▸ **Instructions for the task**
Show every line in the records below that contains the word "title".

▸ **Supplied records**
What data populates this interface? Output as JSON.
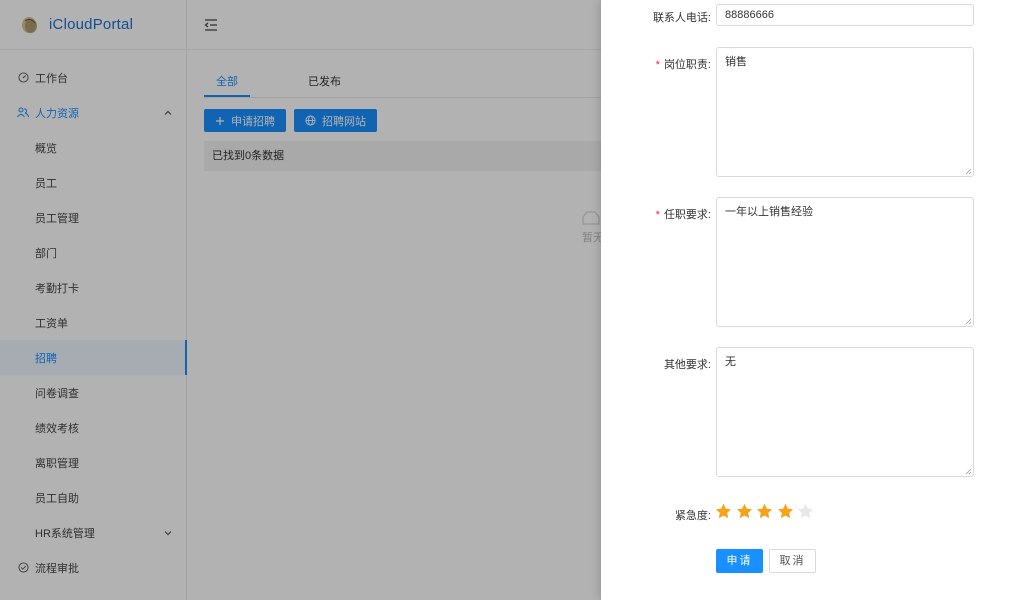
{
  "app": {
    "title": "iCloudPortal"
  },
  "sidebar": {
    "items": [
      {
        "label": "工作台",
        "icon": "dashboard-icon"
      },
      {
        "label": "人力资源",
        "icon": "team-icon"
      },
      {
        "label": "概览"
      },
      {
        "label": "员工"
      },
      {
        "label": "员工管理"
      },
      {
        "label": "部门"
      },
      {
        "label": "考勤打卡"
      },
      {
        "label": "工资单"
      },
      {
        "label": "招聘"
      },
      {
        "label": "问卷调查"
      },
      {
        "label": "绩效考核"
      },
      {
        "label": "离职管理"
      },
      {
        "label": "员工自助"
      },
      {
        "label": "HR系统管理"
      },
      {
        "label": "流程审批",
        "icon": "check-circle-icon"
      }
    ]
  },
  "main": {
    "tabs": [
      {
        "label": "全部"
      },
      {
        "label": "已发布"
      }
    ],
    "buttons": {
      "apply": "申请招聘",
      "website": "招聘网站"
    },
    "result": "已找到0条数据",
    "empty": "暂无"
  },
  "form": {
    "phone": {
      "label": "联系人电话:",
      "value": "88886666"
    },
    "duty": {
      "label": "岗位职责:",
      "value": "销售"
    },
    "requirement": {
      "label": "任职要求:",
      "value": "一年以上销售经验"
    },
    "other": {
      "label": "其他要求:",
      "value": "无"
    },
    "urgency": {
      "label": "紧急度:",
      "value": 4,
      "max": 5
    },
    "submit_label": "申请",
    "cancel_label": "取消"
  },
  "colors": {
    "primary": "#1890ff",
    "star": "#f7a21b",
    "star_empty": "#e8e8e8",
    "required": "#f5222d"
  }
}
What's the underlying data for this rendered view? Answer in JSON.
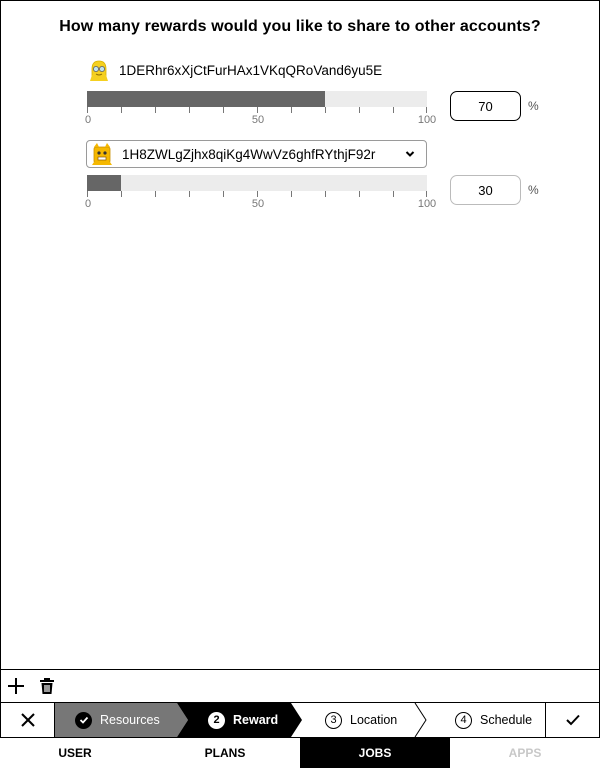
{
  "prompt": "How many rewards would you like to share to other accounts?",
  "accounts": [
    {
      "address": "1DERhr6xXjCtFurHAx1VKqQRoVand6yu5E",
      "value": "70",
      "fraction": 0.7,
      "avatar_icon": "yellow-face-glasses-icon"
    },
    {
      "address": "1H8ZWLgZjhx8qiKg4WwVz6ghfRYthjF92r",
      "value": "30",
      "fraction": 0.1,
      "avatar_icon": "yellow-monster-icon"
    }
  ],
  "scale": {
    "min": "0",
    "mid": "50",
    "max": "100"
  },
  "percent_sign": "%",
  "toolbar": {
    "add_icon": "plus-icon",
    "delete_icon": "trash-icon"
  },
  "steps": [
    {
      "num": "",
      "label": "Resources",
      "state": "done"
    },
    {
      "num": "2",
      "label": "Reward",
      "state": "current"
    },
    {
      "num": "3",
      "label": "Location",
      "state": "todo"
    },
    {
      "num": "4",
      "label": "Schedule",
      "state": "todo"
    }
  ],
  "tabs": [
    {
      "label": "USER",
      "state": "normal"
    },
    {
      "label": "PLANS",
      "state": "normal"
    },
    {
      "label": "JOBS",
      "state": "active"
    },
    {
      "label": "APPS",
      "state": "disabled"
    }
  ],
  "colors": {
    "fill": "#666666",
    "track": "#ececec",
    "step_done": "#777777",
    "step_current": "#000000"
  }
}
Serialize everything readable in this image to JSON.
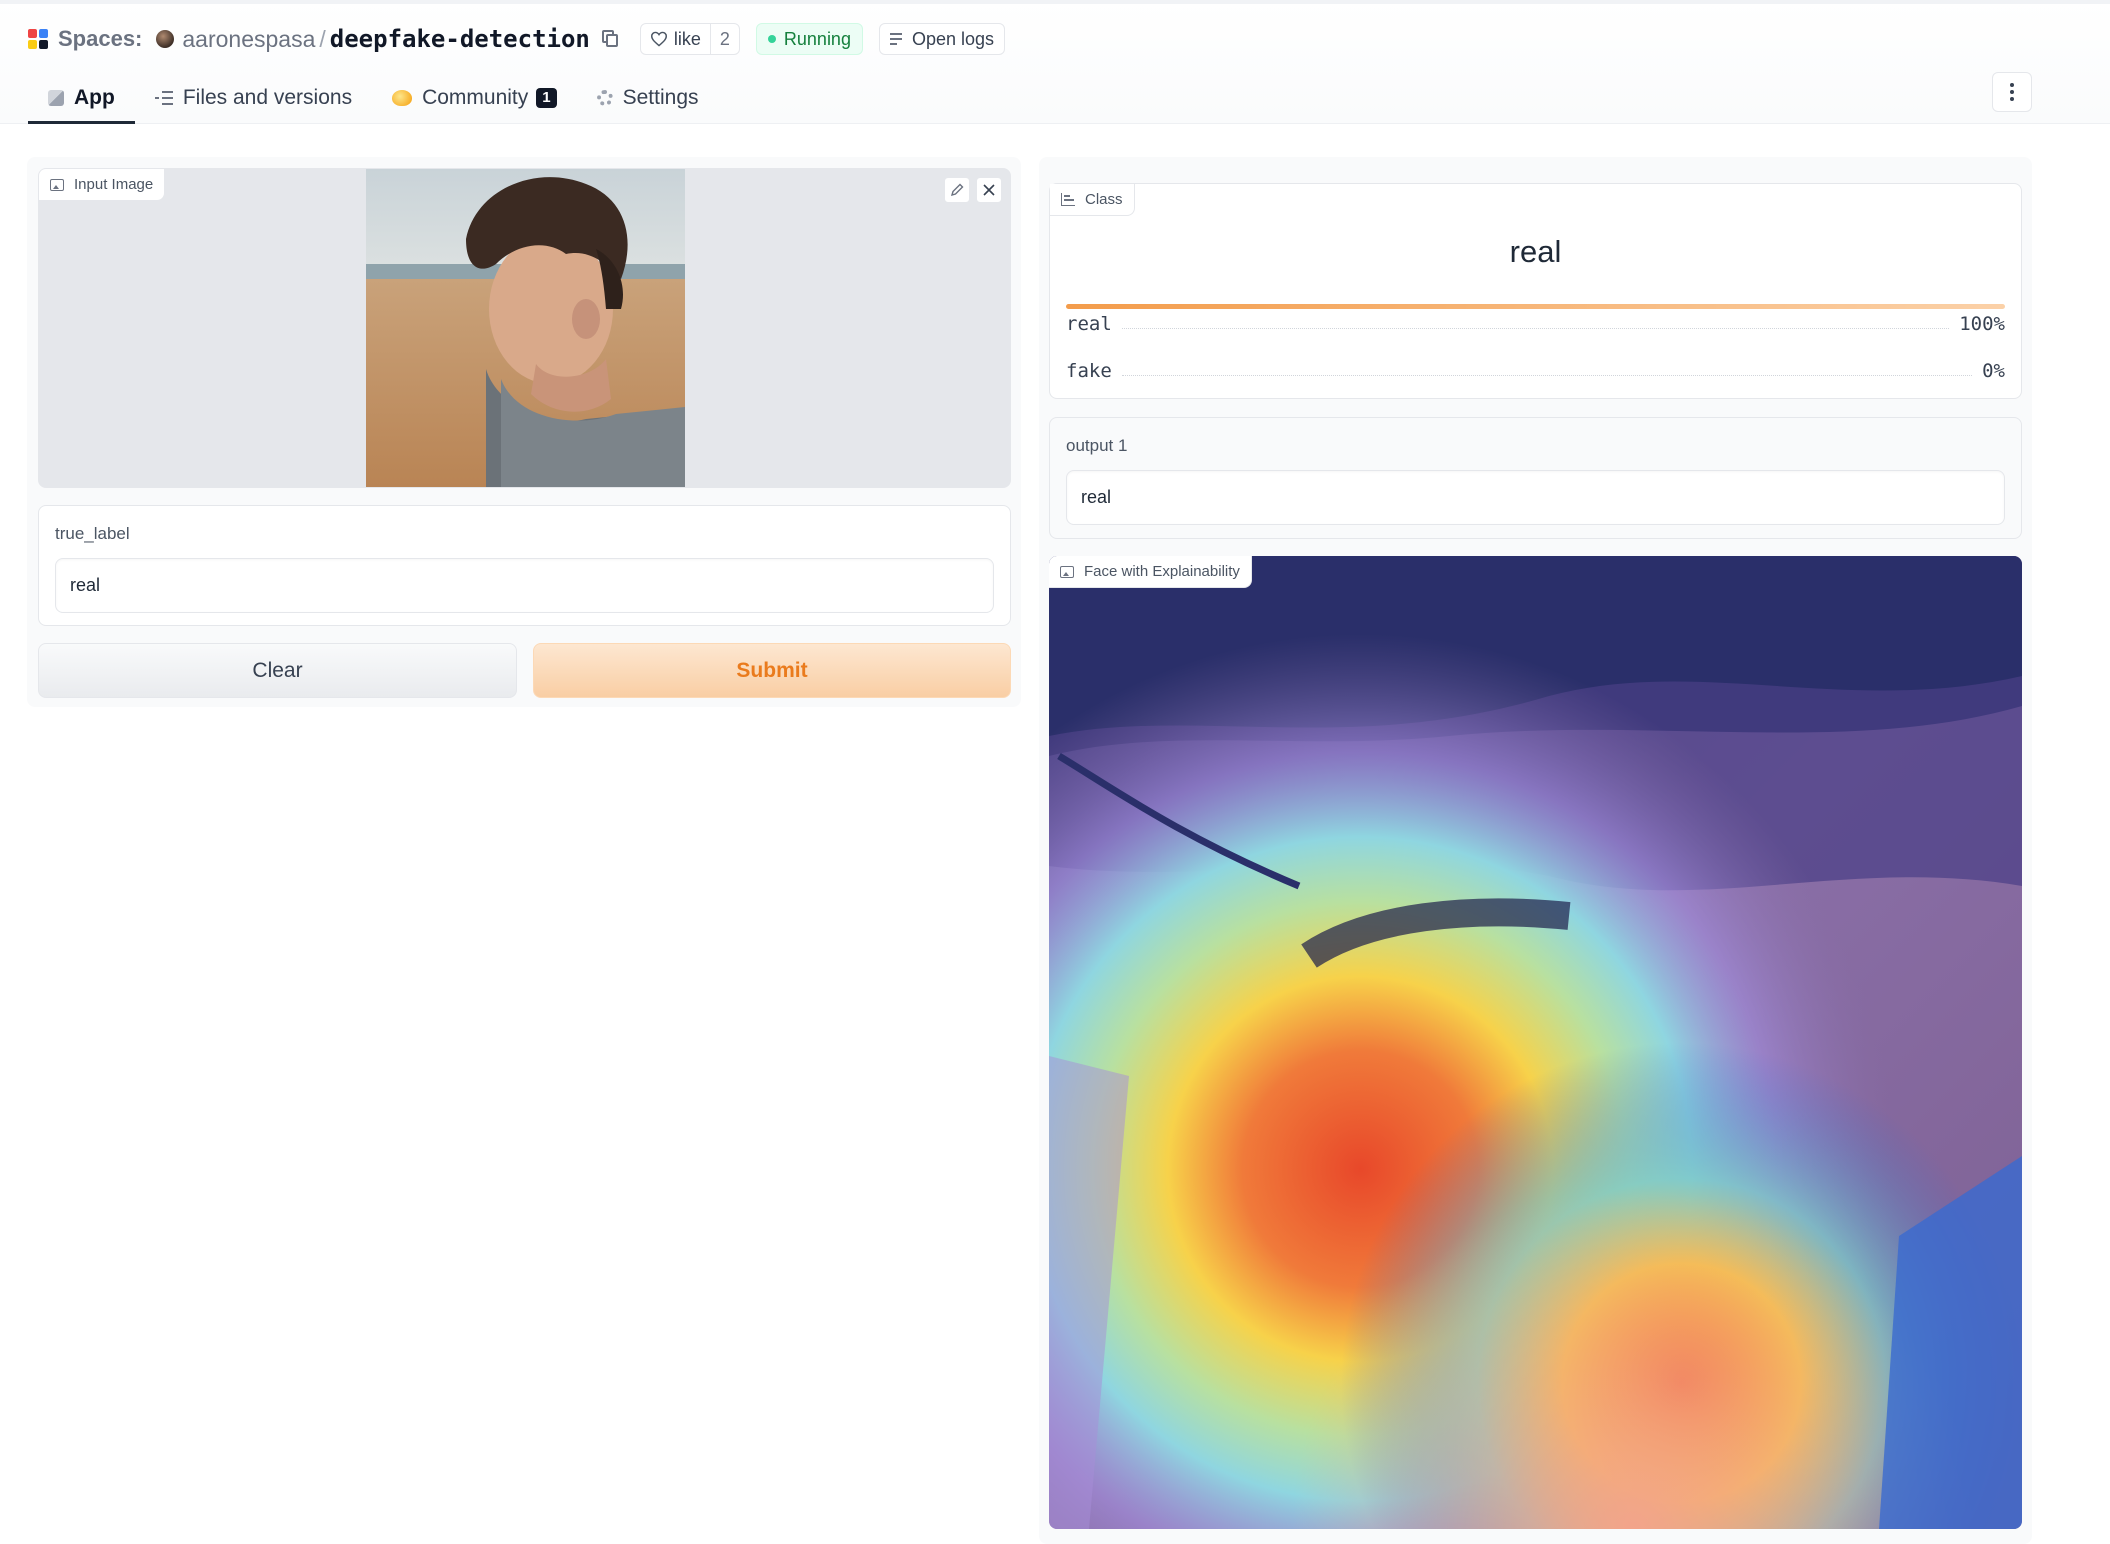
{
  "header": {
    "spaces_label": "Spaces:",
    "owner": "aaronespasa",
    "separator": "/",
    "repo": "deepfake-detection",
    "like_label": "like",
    "like_count": "2",
    "status": "Running",
    "logs_label": "Open logs"
  },
  "tabs": [
    {
      "label": "App",
      "icon": "cube-icon",
      "active": true
    },
    {
      "label": "Files and versions",
      "icon": "files-icon"
    },
    {
      "label": "Community",
      "icon": "community-icon",
      "badge": "1"
    },
    {
      "label": "Settings",
      "icon": "gear-icon"
    }
  ],
  "input_image": {
    "label": "Input Image"
  },
  "true_label": {
    "label": "true_label",
    "value": "real"
  },
  "buttons": {
    "clear": "Clear",
    "submit": "Submit"
  },
  "class_output": {
    "label": "Class",
    "prediction": "real",
    "confidences": [
      {
        "label": "real",
        "value": "100%",
        "fraction": 1.0
      },
      {
        "label": "fake",
        "value": "0%",
        "fraction": 0.0
      }
    ]
  },
  "output1": {
    "label": "output 1",
    "value": "real"
  },
  "face_output": {
    "label": "Face with Explainability"
  },
  "colors": {
    "accent": "#f39c4b",
    "submit_text": "#ea7b1d",
    "running": "#15803d"
  }
}
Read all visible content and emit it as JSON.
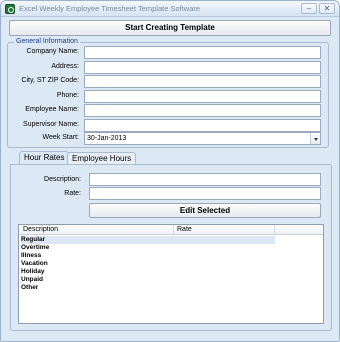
{
  "window": {
    "title": "Excel Weekly Employee Timesheet Template Software",
    "controls": {
      "minimize": "–",
      "close": "✕"
    }
  },
  "toolbar": {
    "start_button": "Start Creating Template"
  },
  "general": {
    "title": "General Information",
    "fields": [
      {
        "label": "Company Name:",
        "value": ""
      },
      {
        "label": "Address:",
        "value": ""
      },
      {
        "label": "City, ST  ZIP Code:",
        "value": ""
      },
      {
        "label": "Phone:",
        "value": ""
      },
      {
        "label": "Employee Name:",
        "value": ""
      },
      {
        "label": "Supervisor Name:",
        "value": ""
      }
    ],
    "week_start": {
      "label": "Week Start:",
      "value": "30-Jan-2013"
    }
  },
  "tabs": [
    {
      "label": "Hour Rates",
      "active": true
    },
    {
      "label": "Employee Hours",
      "active": false
    }
  ],
  "rates": {
    "description_label": "Description:",
    "description_value": "",
    "rate_label": "Rate:",
    "rate_value": "",
    "edit_button": "Edit Selected",
    "columns": [
      "Description",
      "Rate"
    ],
    "rows": [
      {
        "description": "Regular",
        "rate": "",
        "selected": true
      },
      {
        "description": "Overtime",
        "rate": "",
        "selected": false
      },
      {
        "description": "Illness",
        "rate": "",
        "selected": false
      },
      {
        "description": "Vacation",
        "rate": "",
        "selected": false
      },
      {
        "description": "Holiday",
        "rate": "",
        "selected": false
      },
      {
        "description": "Unpaid",
        "rate": "",
        "selected": false
      },
      {
        "description": "Other",
        "rate": "",
        "selected": false
      }
    ]
  },
  "colors": {
    "accent": "#1a3f8c",
    "background": "#dde8f5"
  }
}
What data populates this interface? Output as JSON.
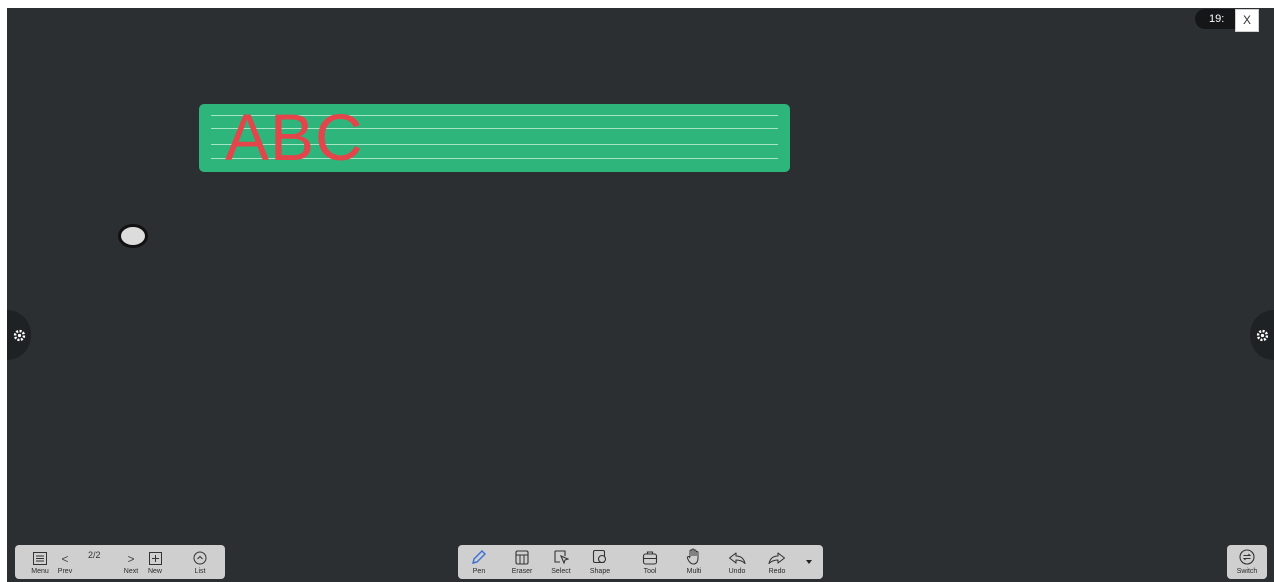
{
  "page": {
    "indicator": "2/2"
  },
  "clock": {
    "text": "19:"
  },
  "close": {
    "label": "X"
  },
  "board": {
    "text": "ABC"
  },
  "colors": {
    "canvas": "#2b2f32",
    "board": "#2db57c",
    "board_text": "#e4454a",
    "toolbar": "#cfcfcf",
    "active_tool": "#4a7fe0"
  },
  "left_toolbar": {
    "menu": "Menu",
    "prev": "Prev",
    "next": "Next",
    "new": "New",
    "list": "List",
    "prev_chevron": "<",
    "next_chevron": ">"
  },
  "main_toolbar": {
    "tools": [
      {
        "label": "Pen",
        "icon": "pen-icon"
      },
      {
        "label": "Eraser",
        "icon": "eraser-icon"
      },
      {
        "label": "Select",
        "icon": "select-icon"
      },
      {
        "label": "Shape",
        "icon": "shape-icon"
      },
      {
        "label": "Tool",
        "icon": "toolbox-icon"
      },
      {
        "label": "Multi",
        "icon": "hand-icon"
      },
      {
        "label": "Undo",
        "icon": "undo-icon"
      },
      {
        "label": "Redo",
        "icon": "redo-icon"
      }
    ],
    "active": "Pen",
    "more_icon": "caret-down-icon"
  },
  "switch": {
    "label": "Switch",
    "icon": "switch-icon"
  }
}
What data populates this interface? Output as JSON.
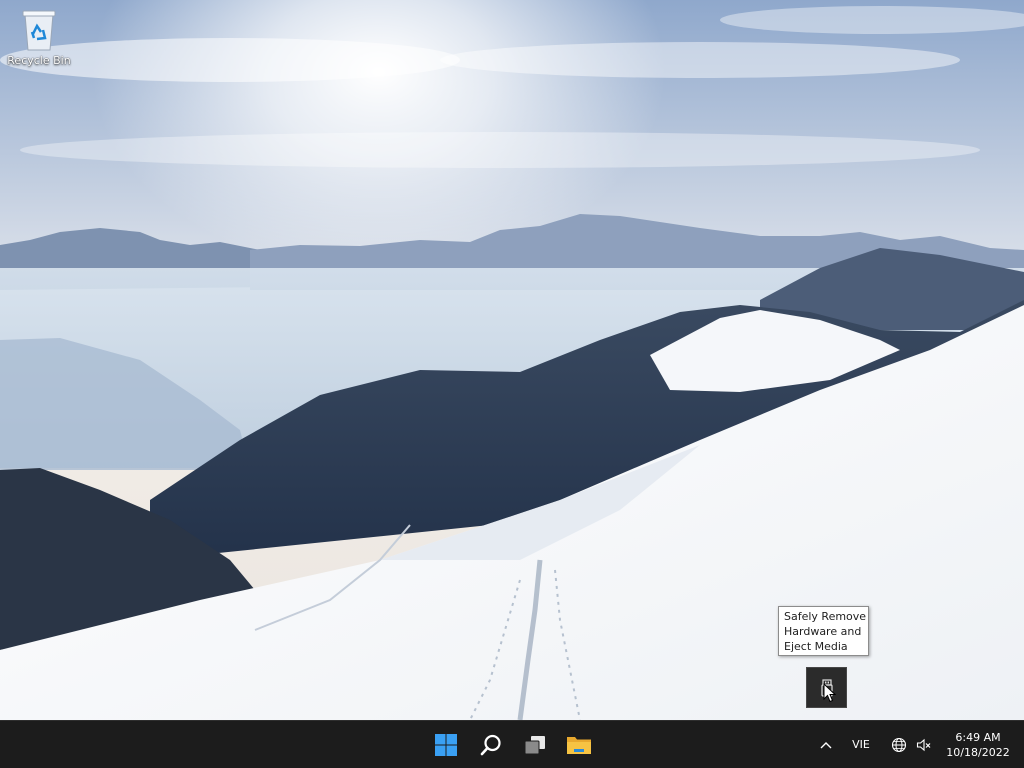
{
  "desktop": {
    "icons": [
      {
        "label": "Recycle Bin",
        "icon": "recycle-bin-icon"
      }
    ]
  },
  "tooltip": {
    "lines": [
      "Safely Remove",
      "Hardware and",
      "Eject Media"
    ]
  },
  "tray_flyout": {
    "icons": [
      "usb-eject-icon"
    ]
  },
  "taskbar": {
    "pinned": [
      {
        "name": "start",
        "icon": "windows-logo-icon"
      },
      {
        "name": "search",
        "icon": "search-icon"
      },
      {
        "name": "task-view",
        "icon": "task-view-icon"
      },
      {
        "name": "file-explorer",
        "icon": "folder-icon"
      }
    ],
    "tray": {
      "chevron_icon": "chevron-up-icon",
      "language": "VIE",
      "network_icon": "globe-network-icon",
      "volume_icon": "speaker-muted-icon",
      "time": "6:49 AM",
      "date": "10/18/2022"
    },
    "colors": {
      "background": "#1c1c1c",
      "start_blue": "#3aa0f3",
      "folder_yellow": "#f6c343"
    }
  }
}
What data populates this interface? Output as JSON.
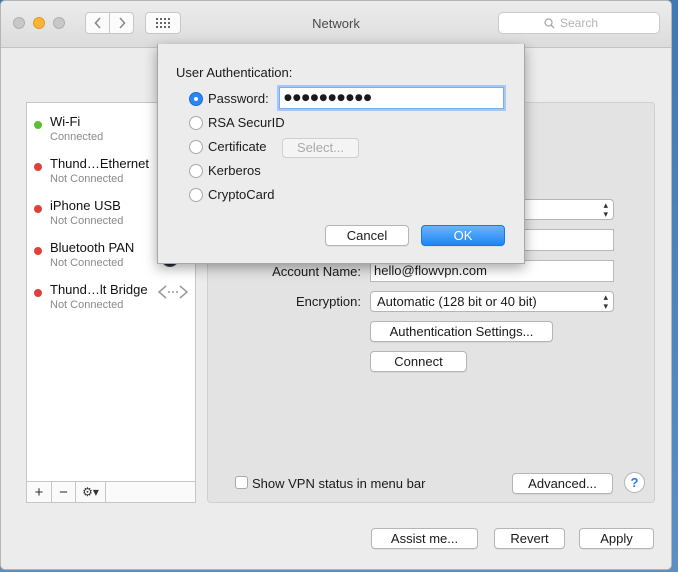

▸ **Final result**
    "title": "iCloudPortal"
    "title": "Excel Weekly Employee Timesheet Template Software",
    "title": "General Information",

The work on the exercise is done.